Exercise prompt -
Drop every picture, then transcribe the remaining data exactly.

Data to use -
::::

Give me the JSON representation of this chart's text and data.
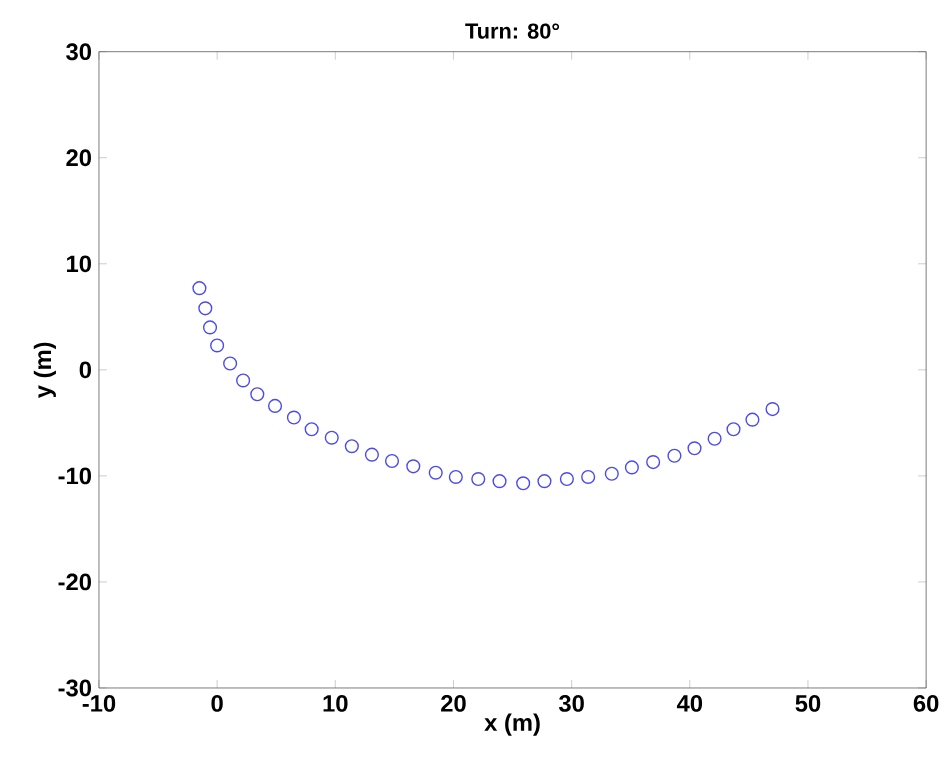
{
  "chart_data": {
    "type": "scatter",
    "title": "Turn:  80°",
    "xlabel": "x (m)",
    "ylabel": "y (m)",
    "xlim": [
      -10,
      60
    ],
    "ylim": [
      -30,
      30
    ],
    "xticks": [
      -10,
      0,
      10,
      20,
      30,
      40,
      50,
      60
    ],
    "yticks": [
      -30,
      -20,
      -10,
      0,
      10,
      20,
      30
    ],
    "marker": "circle",
    "series": [
      {
        "color": "#4a4af0",
        "x": [
          -1.5,
          -1.0,
          -0.6,
          0.0,
          1.1,
          2.2,
          3.4,
          4.9,
          6.5,
          8.0,
          9.7,
          11.4,
          13.1,
          14.8,
          16.6,
          18.5,
          20.2,
          22.1,
          23.9,
          25.9,
          27.7,
          29.6,
          31.4,
          33.4,
          35.1,
          36.9,
          38.7,
          40.4,
          42.1,
          43.7,
          45.3,
          47.0
        ],
        "values": [
          7.7,
          5.8,
          4.0,
          2.3,
          0.6,
          -1.0,
          -2.3,
          -3.4,
          -4.5,
          -5.6,
          -6.4,
          -7.2,
          -8.0,
          -8.6,
          -9.1,
          -9.7,
          -10.1,
          -10.3,
          -10.5,
          -10.7,
          -10.5,
          -10.3,
          -10.1,
          -9.8,
          -9.2,
          -8.7,
          -8.1,
          -7.4,
          -6.5,
          -5.6,
          -4.7,
          -3.7
        ]
      }
    ]
  }
}
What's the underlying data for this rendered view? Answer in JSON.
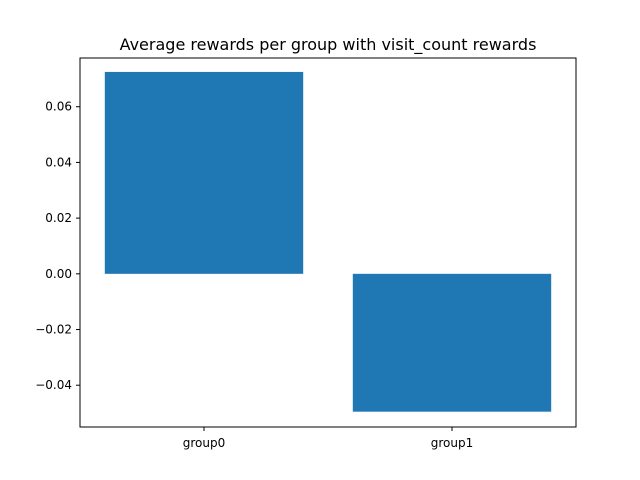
{
  "chart_data": {
    "type": "bar",
    "title": "Average rewards per group with visit_count rewards",
    "xlabel": "",
    "ylabel": "",
    "categories": [
      "group0",
      "group1"
    ],
    "values": [
      0.0725,
      -0.0495
    ],
    "ylim": [
      -0.055,
      0.0775
    ],
    "yticks": [
      -0.04,
      -0.02,
      0.0,
      0.02,
      0.04,
      0.06
    ],
    "ytick_labels": [
      "−0.04",
      "−0.02",
      "0.00",
      "0.02",
      "0.04",
      "0.06"
    ],
    "bar_color": "#1f77b4",
    "grid": false,
    "legend": false
  }
}
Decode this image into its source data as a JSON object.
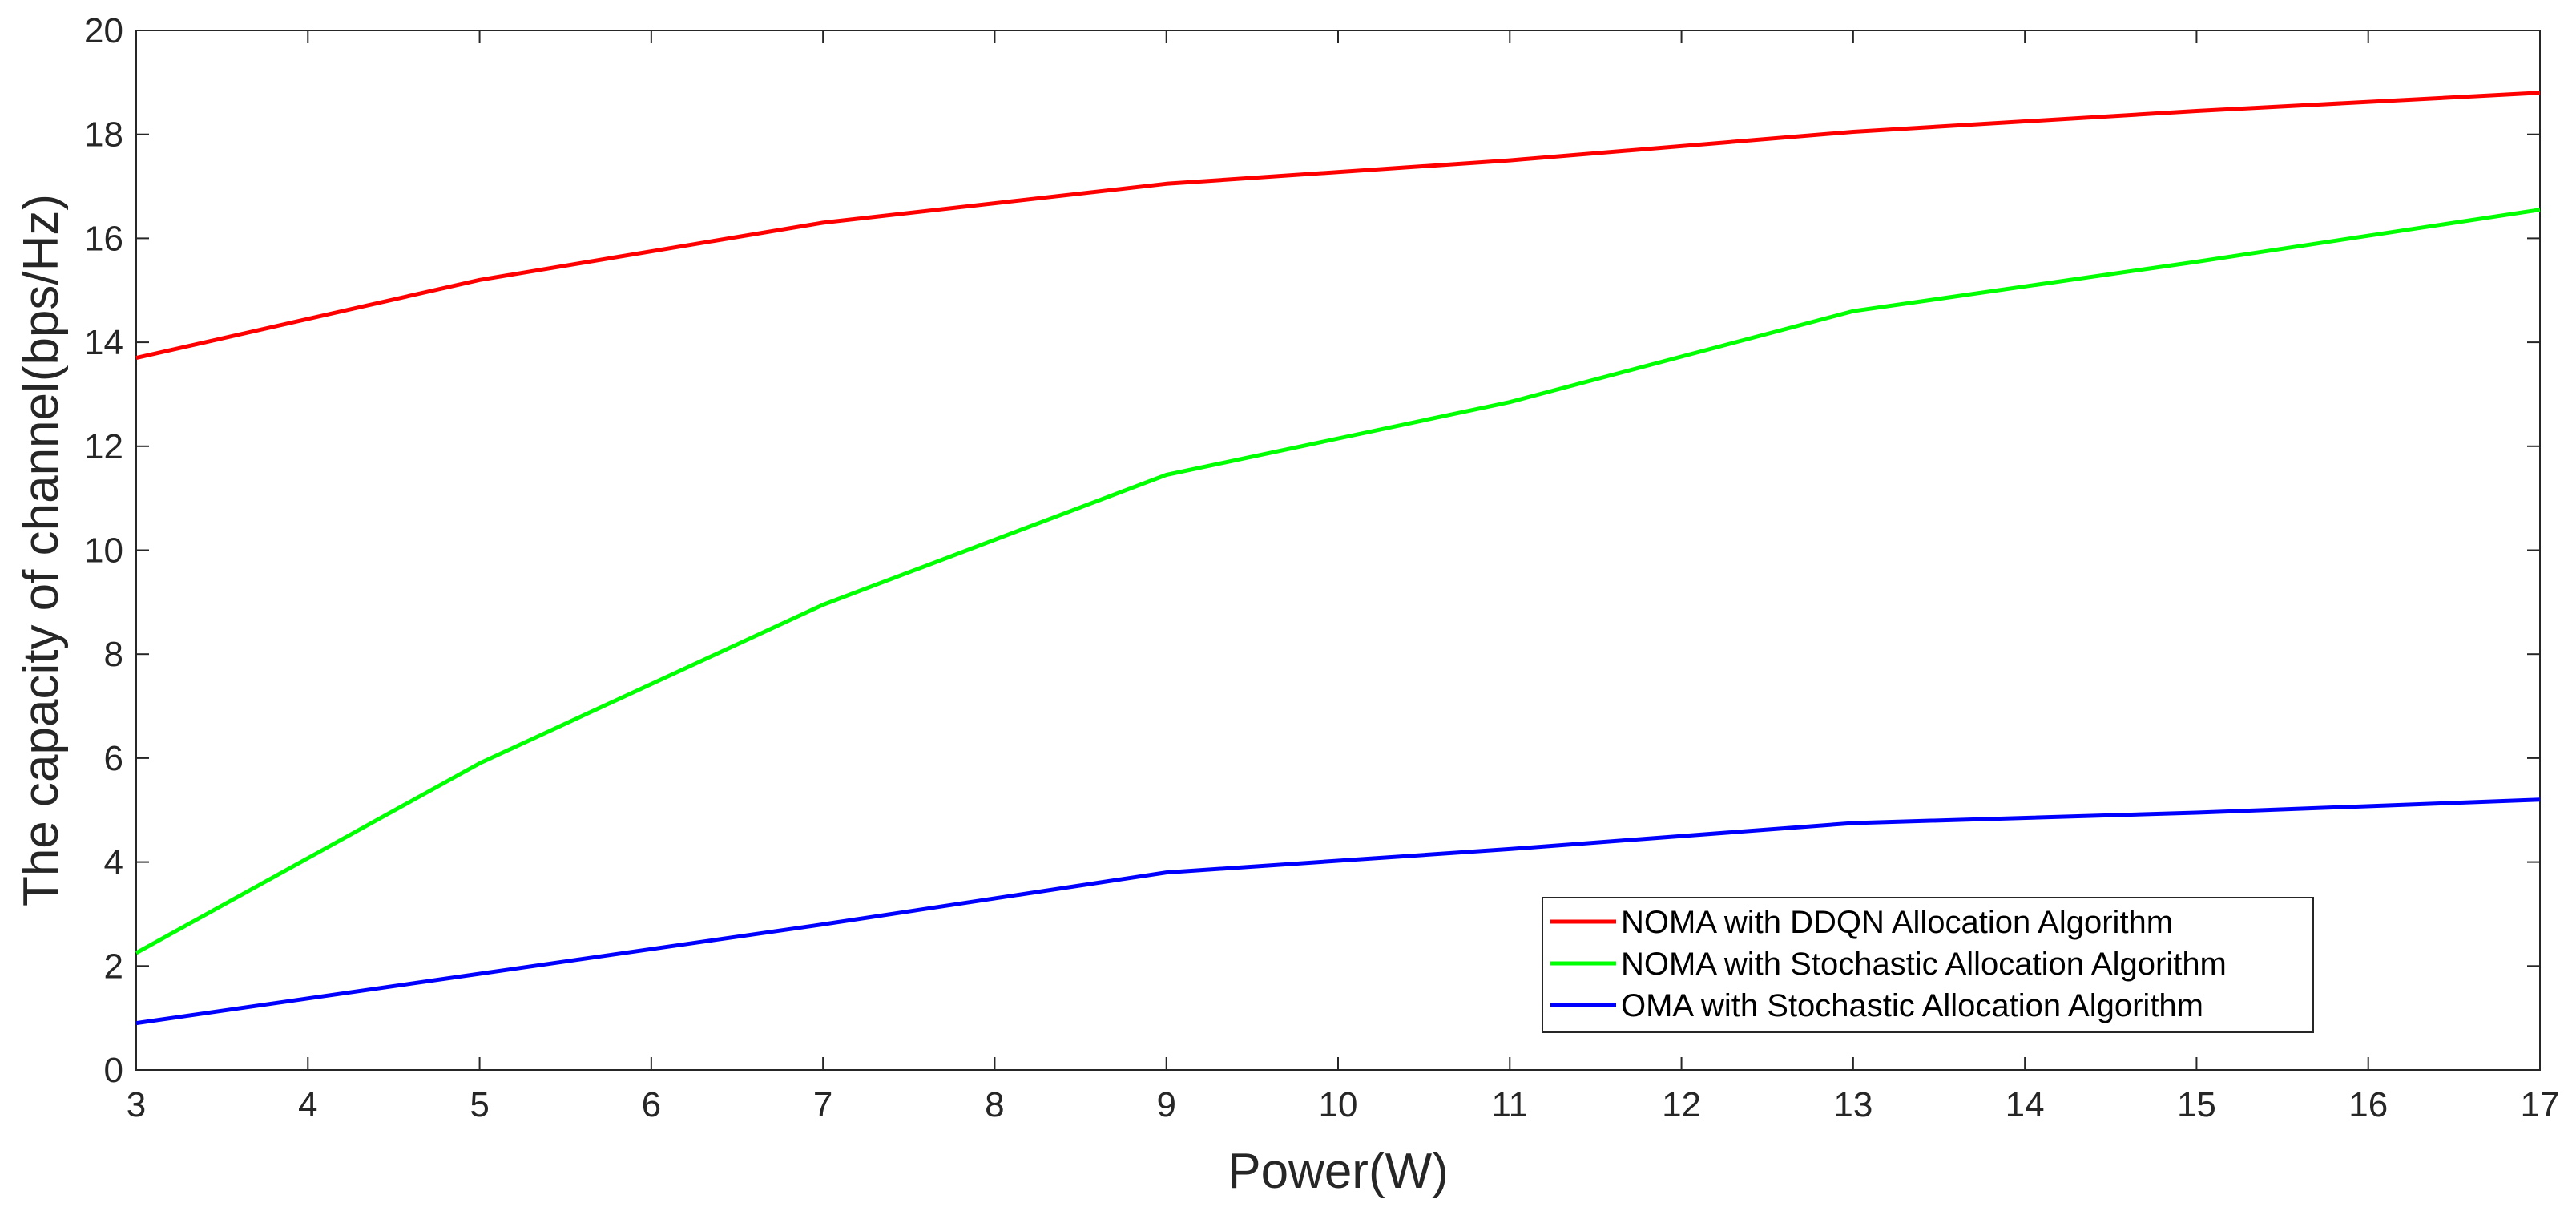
{
  "chart_data": {
    "type": "line",
    "title": "",
    "xlabel": "Power(W)",
    "ylabel": "The capacity of channel(bps/Hz)",
    "xlim": [
      3,
      17
    ],
    "ylim": [
      0,
      20
    ],
    "xticks": [
      3,
      4,
      5,
      6,
      7,
      8,
      9,
      10,
      11,
      12,
      13,
      14,
      15,
      16,
      17
    ],
    "yticks": [
      0,
      2,
      4,
      6,
      8,
      10,
      12,
      14,
      16,
      18,
      20
    ],
    "x": [
      3,
      5,
      7,
      9,
      11,
      13,
      15,
      17
    ],
    "series": [
      {
        "name": "NOMA with DDQN Allocation Algorithm",
        "color": "#ff0000",
        "values": [
          13.7,
          15.2,
          16.3,
          17.05,
          17.5,
          18.05,
          18.45,
          18.8
        ]
      },
      {
        "name": "NOMA with Stochastic Allocation Algorithm",
        "color": "#00ff00",
        "values": [
          2.25,
          5.9,
          8.95,
          11.45,
          12.85,
          14.6,
          15.55,
          16.55
        ]
      },
      {
        "name": "OMA with Stochastic Allocation Algorithm",
        "color": "#0000ff",
        "values": [
          0.9,
          1.85,
          2.8,
          3.8,
          4.25,
          4.75,
          4.95,
          5.2
        ]
      }
    ],
    "legend_position": "bottom-right",
    "grid": false
  }
}
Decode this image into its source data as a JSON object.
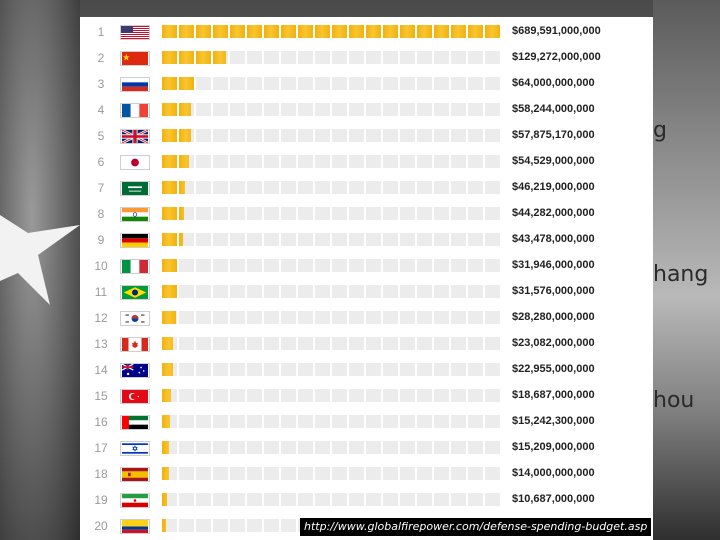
{
  "chart_data": {
    "type": "bar",
    "orientation": "horizontal",
    "ranks": [
      "1",
      "2",
      "3",
      "4",
      "5",
      "6",
      "7",
      "8",
      "9",
      "10",
      "11",
      "12",
      "13",
      "14",
      "15",
      "16",
      "17",
      "18",
      "19",
      "20"
    ],
    "flags": [
      "flag-usa-icon",
      "flag-china-icon",
      "flag-russia-icon",
      "flag-france-icon",
      "flag-uk-icon",
      "flag-japan-icon",
      "flag-saudi-arabia-icon",
      "flag-india-icon",
      "flag-germany-icon",
      "flag-italy-icon",
      "flag-brazil-icon",
      "flag-south-korea-icon",
      "flag-canada-icon",
      "flag-australia-icon",
      "flag-turkey-icon",
      "flag-uae-icon",
      "flag-israel-icon",
      "flag-spain-icon",
      "flag-iran-icon",
      "flag-colombia-icon"
    ],
    "values": [
      689591000000,
      129272000000,
      64000000000,
      58244000000,
      57875170000,
      54529000000,
      46219000000,
      44282000000,
      43478000000,
      31946000000,
      31576000000,
      28280000000,
      23082000000,
      22955000000,
      18687000000,
      15242300000,
      15209000000,
      14000000000,
      10687000000,
      null
    ],
    "value_labels": [
      "$689,591,000,000",
      "$129,272,000,000",
      "$64,000,000,000",
      "$58,244,000,000",
      "$57,875,170,000",
      "$54,529,000,000",
      "$46,219,000,000",
      "$44,282,000,000",
      "$43,478,000,000",
      "$31,946,000,000",
      "$31,576,000,000",
      "$28,280,000,000",
      "$23,082,000,000",
      "$22,955,000,000",
      "$18,687,000,000",
      "$15,242,300,000",
      "$15,209,000,000",
      "$14,000,000,000",
      "$10,687,000,000",
      ""
    ],
    "xlim": [
      0,
      689591000000
    ]
  },
  "source_url": "http://www.globalfirepower.com/defense-spending-budget.asp",
  "background_words": [
    "g",
    "hang",
    "hou"
  ],
  "colors": {
    "bar": "#f2b10e",
    "track": "#ececec",
    "panel": "#ffffff"
  }
}
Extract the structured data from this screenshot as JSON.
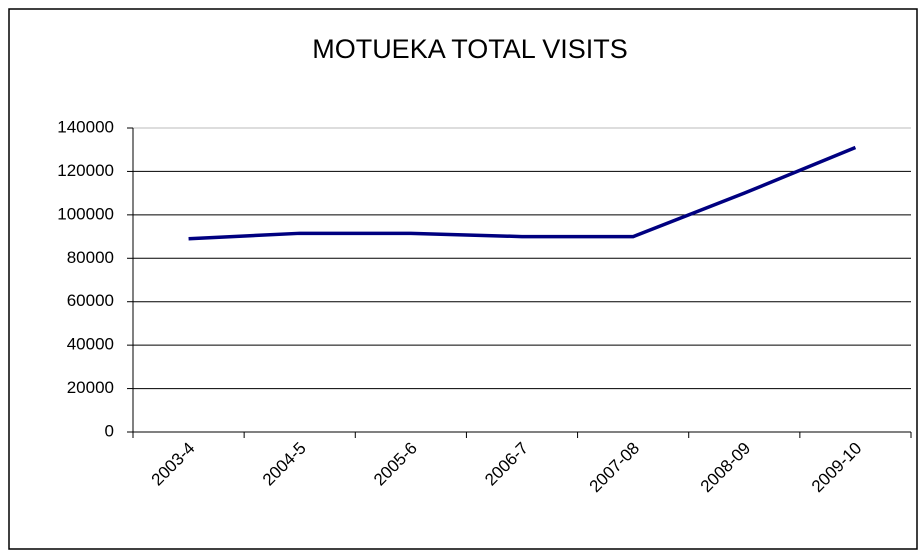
{
  "chart_data": {
    "type": "line",
    "title": "MOTUEKA TOTAL VISITS",
    "categories": [
      "2003-4",
      "2004-5",
      "2005-6",
      "2006-7",
      "2007-08",
      "2008-09",
      "2009-10"
    ],
    "series": [
      {
        "name": "Total visits",
        "color": "#000080",
        "values": [
          89000,
          91500,
          91500,
          90000,
          90000,
          110000,
          131000
        ]
      }
    ],
    "ylim": [
      0,
      140000
    ],
    "yticks": [
      0,
      20000,
      40000,
      60000,
      80000,
      100000,
      120000,
      140000
    ],
    "grid": true
  }
}
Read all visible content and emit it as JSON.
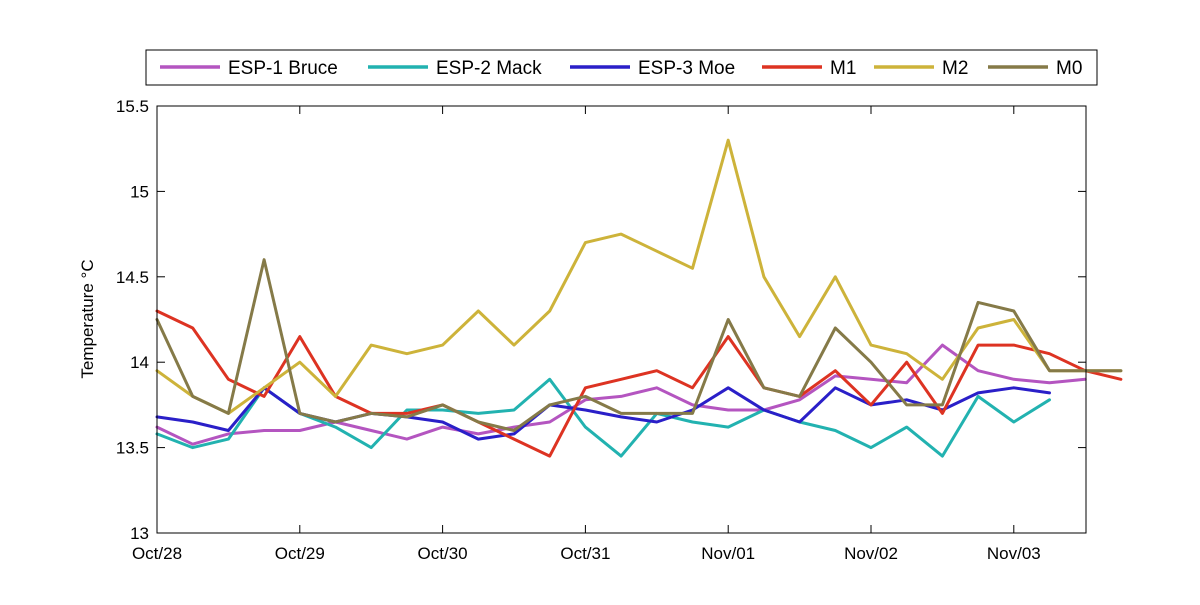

::::

Task response -
Give me the JSON representation of this chart's text and data.
{
  "chart_data": {
    "type": "scatter",
    "title": "Turn:  80°",
    "xlabel": "x (m)",
    "ylabel": "y (m)",
    "xlim": [
      -10,
      60
    ],
    "ylim": [
      -30,
      30
    ],
    "xticks": [
      -10,
      0,
      10,
      20,
      30,
      40,
      50,
      60
    ],
    "yticks": [
      -30,
      -20,
      -10,
      0,
      10,
      20,
      30
    ],
    "marker": "circle",
    "series": [
      {
        "color": "#4a4af0",
        "x": [
          -1.5,
          -1.0,
          -0.6,
          0.0,
          1.1,
          2.2,
          3.4,
          4.9,
          6.5,
          8.0,
          9.7,
          11.4,
          13.1,
          14.8,
          16.6,
          18.5,
          20.2,
          22.1,
          23.9,
          25.9,
          27.7,
          29.6,
          31.4,
          33.4,
          35.1,
          36.9,
          38.7,
          40.4,
          42.1,
          43.7,
          45.3,
          47.0
        ],
        "values": [
          7.7,
          5.8,
          4.0,
          2.3,
          0.6,
          -1.0,
          -2.3,
          -3.4,
          -4.5,
          -5.6,
          -6.4,
          -7.2,
          -8.0,
          -8.6,
          -9.1,
          -9.7,
          -10.1,
          -10.3,
          -10.5,
          -10.7,
          -10.5,
          -10.3,
          -10.1,
          -9.8,
          -9.2,
          -8.7,
          -8.1,
          -7.4,
          -6.5,
          -5.6,
          -4.7,
          -3.7
        ]
      }
    ]
  }
}
What's the underlying data for this rendered view? Answer in JSON.
{
  "chart_data": {
    "type": "bar",
    "title": "Average rewards per group with visit_count rewards",
    "xlabel": "",
    "ylabel": "",
    "categories": [
      "group0",
      "group1"
    ],
    "values": [
      0.0725,
      -0.0495
    ],
    "ylim": [
      -0.055,
      0.0775
    ],
    "yticks": [
      -0.04,
      -0.02,
      0.0,
      0.02,
      0.04,
      0.06
    ],
    "ytick_labels": [
      "−0.04",
      "−0.02",
      "0.00",
      "0.02",
      "0.04",
      "0.06"
    ],
    "bar_color": "#1f77b4",
    "grid": false,
    "legend": false
  }
}
Decode this image into its source data as a JSON object.
{
  "chart_data": {
    "type": "line",
    "title": "",
    "xlabel": "Power(W)",
    "ylabel": "The capacity of channel(bps/Hz)",
    "xlim": [
      3,
      17
    ],
    "ylim": [
      0,
      20
    ],
    "xticks": [
      3,
      4,
      5,
      6,
      7,
      8,
      9,
      10,
      11,
      12,
      13,
      14,
      15,
      16,
      17
    ],
    "yticks": [
      0,
      2,
      4,
      6,
      8,
      10,
      12,
      14,
      16,
      18,
      20
    ],
    "x": [
      3,
      5,
      7,
      9,
      11,
      13,
      15,
      17
    ],
    "series": [
      {
        "name": "NOMA with DDQN Allocation Algorithm",
        "color": "#ff0000",
        "values": [
          13.7,
          15.2,
          16.3,
          17.05,
          17.5,
          18.05,
          18.45,
          18.8
        ]
      },
      {
        "name": "NOMA with Stochastic Allocation Algorithm",
        "color": "#00ff00",
        "values": [
          2.25,
          5.9,
          8.95,
          11.45,
          12.85,
          14.6,
          15.55,
          16.55
        ]
      },
      {
        "name": "OMA with Stochastic Allocation Algorithm",
        "color": "#0000ff",
        "values": [
          0.9,
          1.85,
          2.8,
          3.8,
          4.25,
          4.75,
          4.95,
          5.2
        ]
      }
    ],
    "legend_position": "bottom-right",
    "grid": false
  }
}
Decode this image into its source data as a JSON object.
{
  "chart_data": {
    "type": "bar",
    "orientation": "horizontal",
    "ranks": [
      "1",
      "2",
      "3",
      "4",
      "5",
      "6",
      "7",
      "8",
      "9",
      "10",
      "11",
      "12",
      "13",
      "14",
      "15",
      "16",
      "17",
      "18",
      "19",
      "20"
    ],
    "flags": [
      "flag-usa-icon",
      "flag-china-icon",
      "flag-russia-icon",
      "flag-france-icon",
      "flag-uk-icon",
      "flag-japan-icon",
      "flag-saudi-arabia-icon",
      "flag-india-icon",
      "flag-germany-icon",
      "flag-italy-icon",
      "flag-brazil-icon",
      "flag-south-korea-icon",
      "flag-canada-icon",
      "flag-australia-icon",
      "flag-turkey-icon",
      "flag-uae-icon",
      "flag-israel-icon",
      "flag-spain-icon",
      "flag-iran-icon",
      "flag-colombia-icon"
    ],
    "values": [
      689591000000,
      129272000000,
      64000000000,
      58244000000,
      57875170000,
      54529000000,
      46219000000,
      44282000000,
      43478000000,
      31946000000,
      31576000000,
      28280000000,
      23082000000,
      22955000000,
      18687000000,
      15242300000,
      15209000000,
      14000000000,
      10687000000,
      null
    ],
    "value_labels": [
      "$689,591,000,000",
      "$129,272,000,000",
      "$64,000,000,000",
      "$58,244,000,000",
      "$57,875,170,000",
      "$54,529,000,000",
      "$46,219,000,000",
      "$44,282,000,000",
      "$43,478,000,000",
      "$31,946,000,000",
      "$31,576,000,000",
      "$28,280,000,000",
      "$23,082,000,000",
      "$22,955,000,000",
      "$18,687,000,000",
      "$15,242,300,000",
      "$15,209,000,000",
      "$14,000,000,000",
      "$10,687,000,000",
      ""
    ],
    "xlim": [
      0,
      689591000000
    ]
  },
  "source_url": "http://www.globalfirepower.com/defense-spending-budget.asp",
  "background_words": [
    "g",
    "hang",
    "hou"
  ],
  "colors": {
    "bar": "#f2b10e",
    "track": "#ececec",
    "panel": "#ffffff"
  }
}
Extract the structured data from this screenshot as JSON.
{
  "chart_data": {
    "type": "line",
    "title": "MOTUEKA TOTAL VISITS",
    "categories": [
      "2003-4",
      "2004-5",
      "2005-6",
      "2006-7",
      "2007-08",
      "2008-09",
      "2009-10"
    ],
    "series": [
      {
        "name": "Total visits",
        "color": "#000080",
        "values": [
          89000,
          91500,
          91500,
          90000,
          90000,
          110000,
          131000
        ]
      }
    ],
    "ylim": [
      0,
      140000
    ],
    "yticks": [
      0,
      20000,
      40000,
      60000,
      80000,
      100000,
      120000,
      140000
    ],
    "grid": true
  }
}
Read all visible content and emit it as JSON.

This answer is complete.